[Exercise materials]
○ ○ ○

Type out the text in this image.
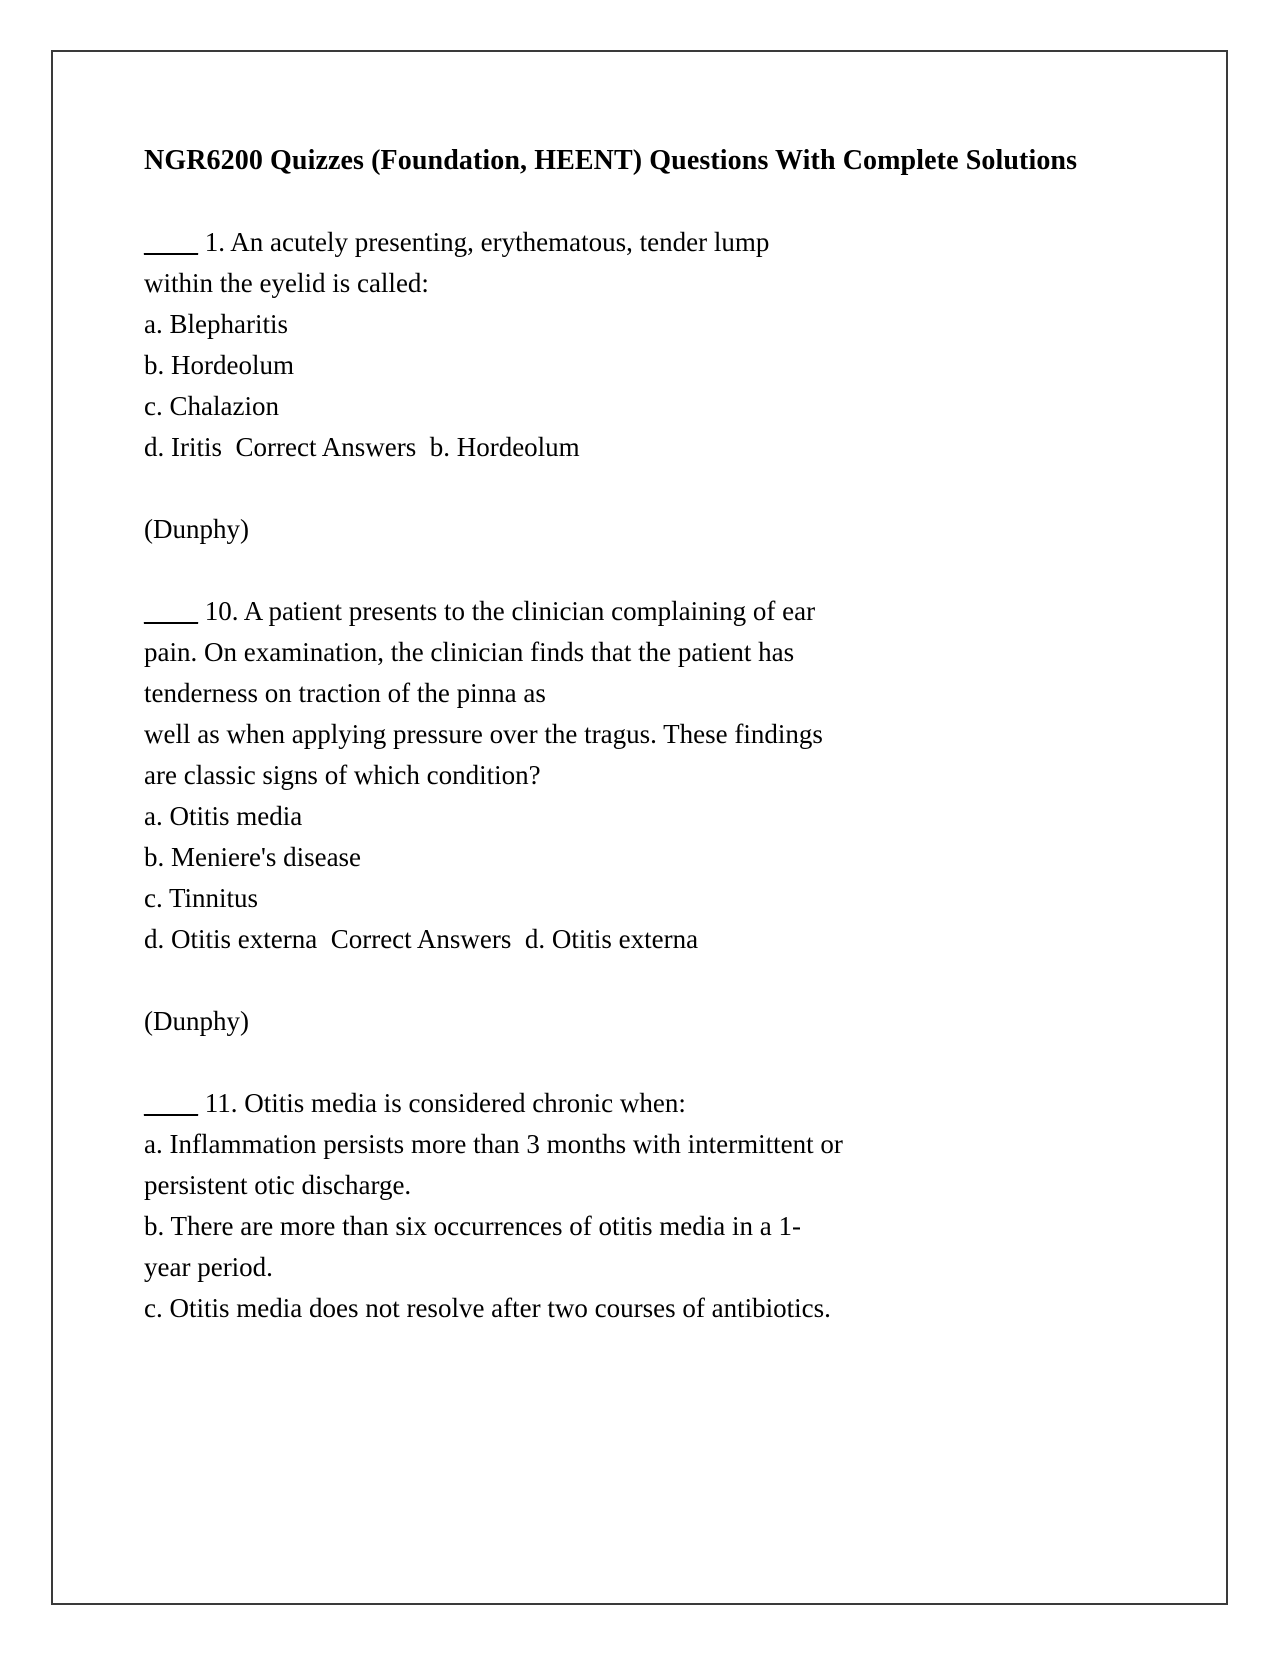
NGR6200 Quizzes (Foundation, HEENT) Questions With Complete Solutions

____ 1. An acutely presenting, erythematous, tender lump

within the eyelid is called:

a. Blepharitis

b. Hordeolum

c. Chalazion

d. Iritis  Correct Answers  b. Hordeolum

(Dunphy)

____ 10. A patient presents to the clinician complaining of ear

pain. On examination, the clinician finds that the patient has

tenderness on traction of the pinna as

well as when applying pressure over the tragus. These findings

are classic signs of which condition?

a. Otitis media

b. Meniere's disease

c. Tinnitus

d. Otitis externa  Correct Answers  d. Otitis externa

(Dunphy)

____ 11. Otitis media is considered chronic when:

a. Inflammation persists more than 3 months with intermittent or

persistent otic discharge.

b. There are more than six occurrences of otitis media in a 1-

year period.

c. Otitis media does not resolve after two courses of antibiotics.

○ ○ ○

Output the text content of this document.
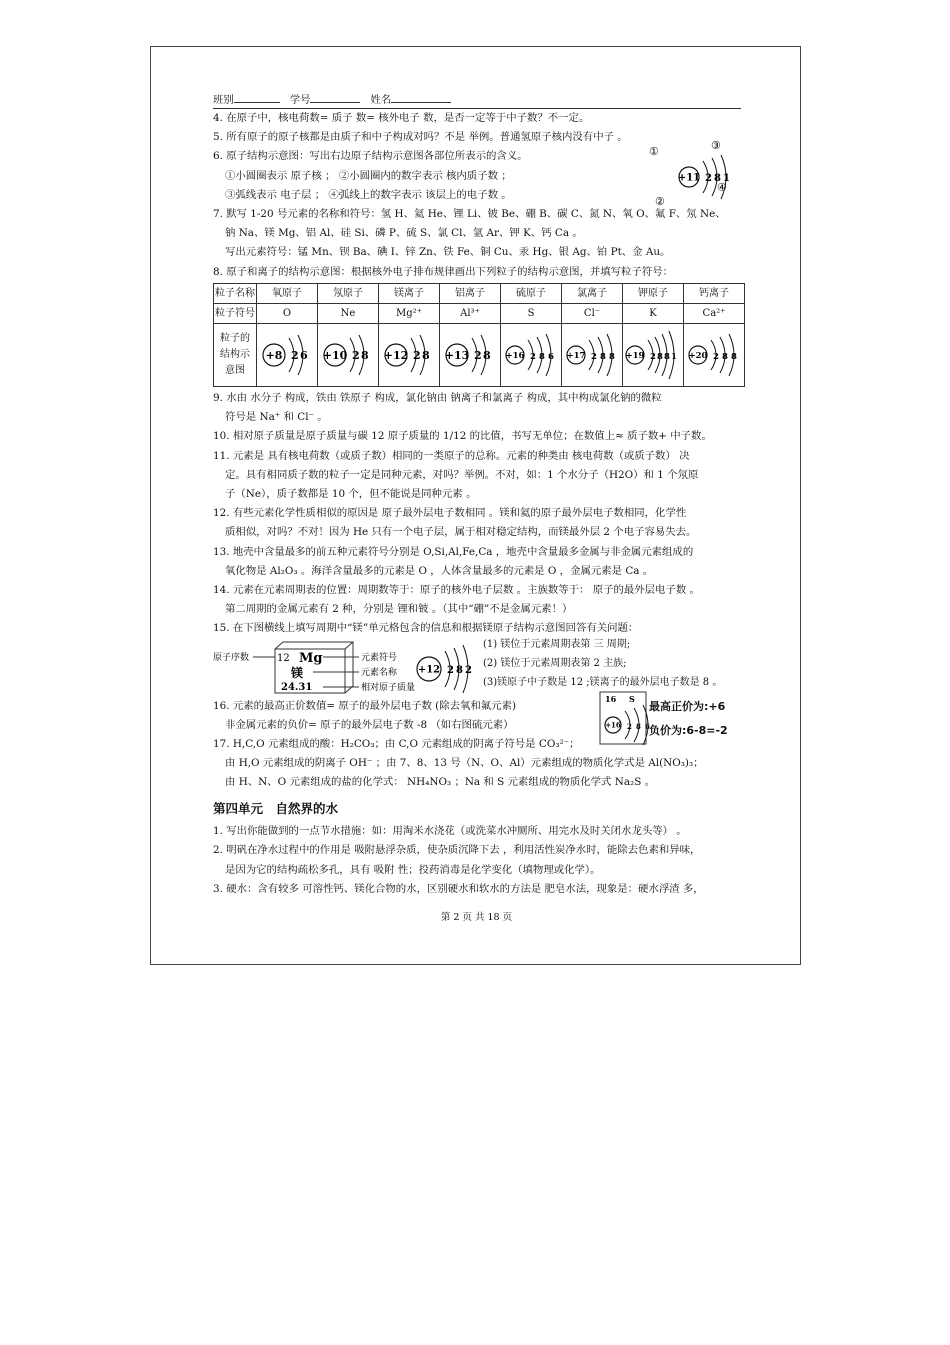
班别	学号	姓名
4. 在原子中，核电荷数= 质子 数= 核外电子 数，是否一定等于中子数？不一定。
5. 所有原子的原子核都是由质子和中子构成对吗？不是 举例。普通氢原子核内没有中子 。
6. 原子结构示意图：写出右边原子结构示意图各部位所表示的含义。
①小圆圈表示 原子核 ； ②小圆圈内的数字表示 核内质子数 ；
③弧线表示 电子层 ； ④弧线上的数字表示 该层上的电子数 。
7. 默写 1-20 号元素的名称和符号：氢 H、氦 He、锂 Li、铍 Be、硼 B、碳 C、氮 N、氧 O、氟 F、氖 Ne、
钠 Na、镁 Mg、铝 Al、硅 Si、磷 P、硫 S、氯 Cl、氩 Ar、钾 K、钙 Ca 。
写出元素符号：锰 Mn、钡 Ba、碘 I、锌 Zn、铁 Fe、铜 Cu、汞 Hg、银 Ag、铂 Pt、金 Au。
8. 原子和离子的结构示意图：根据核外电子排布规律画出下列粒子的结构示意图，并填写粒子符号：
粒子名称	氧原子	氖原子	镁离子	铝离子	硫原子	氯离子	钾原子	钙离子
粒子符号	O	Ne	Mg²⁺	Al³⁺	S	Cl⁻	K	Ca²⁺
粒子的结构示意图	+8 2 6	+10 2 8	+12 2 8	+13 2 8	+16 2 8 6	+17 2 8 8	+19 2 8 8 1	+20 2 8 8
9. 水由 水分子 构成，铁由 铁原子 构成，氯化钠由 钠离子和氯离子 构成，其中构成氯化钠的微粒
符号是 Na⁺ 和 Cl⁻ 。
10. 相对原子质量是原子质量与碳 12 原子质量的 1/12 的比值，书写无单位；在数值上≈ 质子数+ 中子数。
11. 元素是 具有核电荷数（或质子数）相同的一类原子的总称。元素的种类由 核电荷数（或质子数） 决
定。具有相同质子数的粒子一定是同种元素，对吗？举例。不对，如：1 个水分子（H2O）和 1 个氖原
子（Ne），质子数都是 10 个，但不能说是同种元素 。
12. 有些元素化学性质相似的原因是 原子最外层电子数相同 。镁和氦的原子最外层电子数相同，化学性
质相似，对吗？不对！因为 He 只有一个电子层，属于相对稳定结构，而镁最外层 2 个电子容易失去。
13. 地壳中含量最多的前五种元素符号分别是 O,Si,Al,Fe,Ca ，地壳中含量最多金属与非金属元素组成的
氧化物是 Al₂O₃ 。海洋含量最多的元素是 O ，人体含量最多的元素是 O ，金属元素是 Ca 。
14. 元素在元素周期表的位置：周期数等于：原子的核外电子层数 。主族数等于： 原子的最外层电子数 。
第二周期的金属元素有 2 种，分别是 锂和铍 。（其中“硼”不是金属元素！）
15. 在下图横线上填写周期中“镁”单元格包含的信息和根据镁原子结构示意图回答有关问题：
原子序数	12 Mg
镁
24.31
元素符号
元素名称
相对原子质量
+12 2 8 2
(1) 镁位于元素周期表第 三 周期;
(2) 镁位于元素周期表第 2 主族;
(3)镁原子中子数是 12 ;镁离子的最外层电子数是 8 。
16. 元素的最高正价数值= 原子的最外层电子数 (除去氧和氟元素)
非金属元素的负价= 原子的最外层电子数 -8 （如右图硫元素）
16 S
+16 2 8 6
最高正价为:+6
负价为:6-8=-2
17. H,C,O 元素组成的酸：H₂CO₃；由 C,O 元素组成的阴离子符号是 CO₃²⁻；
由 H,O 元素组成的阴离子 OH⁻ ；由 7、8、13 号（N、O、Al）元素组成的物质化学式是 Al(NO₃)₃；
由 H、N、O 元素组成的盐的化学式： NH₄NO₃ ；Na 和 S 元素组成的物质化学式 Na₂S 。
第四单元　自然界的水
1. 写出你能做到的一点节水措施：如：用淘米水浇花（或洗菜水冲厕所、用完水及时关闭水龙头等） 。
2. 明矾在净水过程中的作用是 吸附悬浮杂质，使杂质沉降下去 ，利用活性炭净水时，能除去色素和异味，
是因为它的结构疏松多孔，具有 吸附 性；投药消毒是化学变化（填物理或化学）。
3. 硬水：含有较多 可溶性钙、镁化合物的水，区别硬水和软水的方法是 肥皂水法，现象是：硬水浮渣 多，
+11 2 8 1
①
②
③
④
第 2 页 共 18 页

○ ○ ○

[Written exercise]
Tally up the lines in the preceding listing that contain the string "media". Respond with the number and nothing else.

[Solution for this exercise]
4